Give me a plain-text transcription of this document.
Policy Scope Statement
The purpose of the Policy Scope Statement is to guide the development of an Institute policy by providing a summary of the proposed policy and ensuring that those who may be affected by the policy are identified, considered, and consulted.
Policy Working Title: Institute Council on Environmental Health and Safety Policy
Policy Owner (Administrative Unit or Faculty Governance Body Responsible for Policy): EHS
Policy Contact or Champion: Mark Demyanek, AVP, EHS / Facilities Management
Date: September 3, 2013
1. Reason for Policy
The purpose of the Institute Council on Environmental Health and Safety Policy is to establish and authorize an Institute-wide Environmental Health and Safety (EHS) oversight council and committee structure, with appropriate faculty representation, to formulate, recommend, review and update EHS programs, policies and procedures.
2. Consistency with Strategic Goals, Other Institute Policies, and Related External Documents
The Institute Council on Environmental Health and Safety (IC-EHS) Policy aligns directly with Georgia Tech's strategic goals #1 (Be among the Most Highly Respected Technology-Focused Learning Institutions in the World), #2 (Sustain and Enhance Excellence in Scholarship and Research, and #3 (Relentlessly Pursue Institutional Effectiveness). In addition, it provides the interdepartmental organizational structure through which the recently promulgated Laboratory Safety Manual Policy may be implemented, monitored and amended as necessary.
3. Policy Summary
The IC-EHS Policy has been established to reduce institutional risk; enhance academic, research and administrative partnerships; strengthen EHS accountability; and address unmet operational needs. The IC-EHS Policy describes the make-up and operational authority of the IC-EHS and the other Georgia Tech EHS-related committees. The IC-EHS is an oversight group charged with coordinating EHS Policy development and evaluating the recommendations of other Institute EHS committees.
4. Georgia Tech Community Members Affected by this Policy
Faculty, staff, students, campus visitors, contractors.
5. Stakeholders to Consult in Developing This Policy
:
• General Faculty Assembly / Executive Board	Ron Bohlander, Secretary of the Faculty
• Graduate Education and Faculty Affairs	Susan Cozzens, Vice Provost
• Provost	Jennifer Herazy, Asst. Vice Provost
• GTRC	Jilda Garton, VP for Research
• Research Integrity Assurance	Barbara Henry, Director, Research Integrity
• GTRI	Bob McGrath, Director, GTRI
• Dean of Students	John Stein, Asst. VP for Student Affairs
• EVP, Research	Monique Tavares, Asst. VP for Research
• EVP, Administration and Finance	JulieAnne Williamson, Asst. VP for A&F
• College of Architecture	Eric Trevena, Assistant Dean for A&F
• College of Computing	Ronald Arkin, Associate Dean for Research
◆ ◆ ◆ ◆ ◆ ◆ ◆
— Problem requirements —
Every entry must be output again, exactly as written above.

— Reply to the task —
Give me a plain-text transcription of this document.
Policy Scope Statement
The purpose of the Policy Scope Statement is to guide the development of an Institute policy by providing a summary of the proposed policy and ensuring that those who may be affected by the policy are identified, considered, and consulted.
Policy Working Title: Institute Council on Environmental Health and Safety Policy
Policy Owner (Administrative Unit or Faculty Governance Body Responsible for Policy): EHS
Policy Contact or Champion: Mark Demyanek, AVP, EHS / Facilities Management
Date: September 3, 2013
1. Reason for Policy
The purpose of the Institute Council on Environmental Health and Safety Policy is to establish and authorize an Institute-wide Environmental Health and Safety (EHS) oversight council and committee structure, with appropriate faculty representation, to formulate, recommend, review and update EHS programs, policies and procedures.
2. Consistency with Strategic Goals, Other Institute Policies, and Related External Documents
The Institute Council on Environmental Health and Safety (IC-EHS) Policy aligns directly with Georgia Tech's strategic goals #1 (Be among the Most Highly Respected Technology-Focused Learning Institutions in the World), #2 (Sustain and Enhance Excellence in Scholarship and Research, and #3 (Relentlessly Pursue Institutional Effectiveness). In addition, it provides the interdepartmental organizational structure through which the recently promulgated Laboratory Safety Manual Policy may be implemented, monitored and amended as necessary.
3. Policy Summary
The IC-EHS Policy has been established to reduce institutional risk; enhance academic, research and administrative partnerships; strengthen EHS accountability; and address unmet operational needs. The IC-EHS Policy describes the make-up and operational authority of the IC-EHS and the other Georgia Tech EHS-related committees. The IC-EHS is an oversight group charged with coordinating EHS Policy development and evaluating the recommendations of other Institute EHS committees.
4. Georgia Tech Community Members Affected by this Policy
Faculty, staff, students, campus visitors, contractors.
5. Stakeholders to Consult in Developing This Policy
:
• General Faculty Assembly / Executive Board	Ron Bohlander, Secretary of the Faculty
• Graduate Education and Faculty Affairs	Susan Cozzens, Vice Provost
• Provost	Jennifer Herazy, Asst. Vice Provost
• GTRC	Jilda Garton, VP for Research
• Research Integrity Assurance	Barbara Henry, Director, Research Integrity
• GTRI	Bob McGrath, Director, GTRI
• Dean of Students	John Stein, Asst. VP for Student Affairs
• EVP, Research	Monique Tavares, Asst. VP for Research
• EVP, Administration and Finance	JulieAnne Williamson, Asst. VP for A&F
• College of Architecture	Eric Trevena, Assistant Dean for A&F
• College of Computing	Ronald Arkin, Associate Dean for Research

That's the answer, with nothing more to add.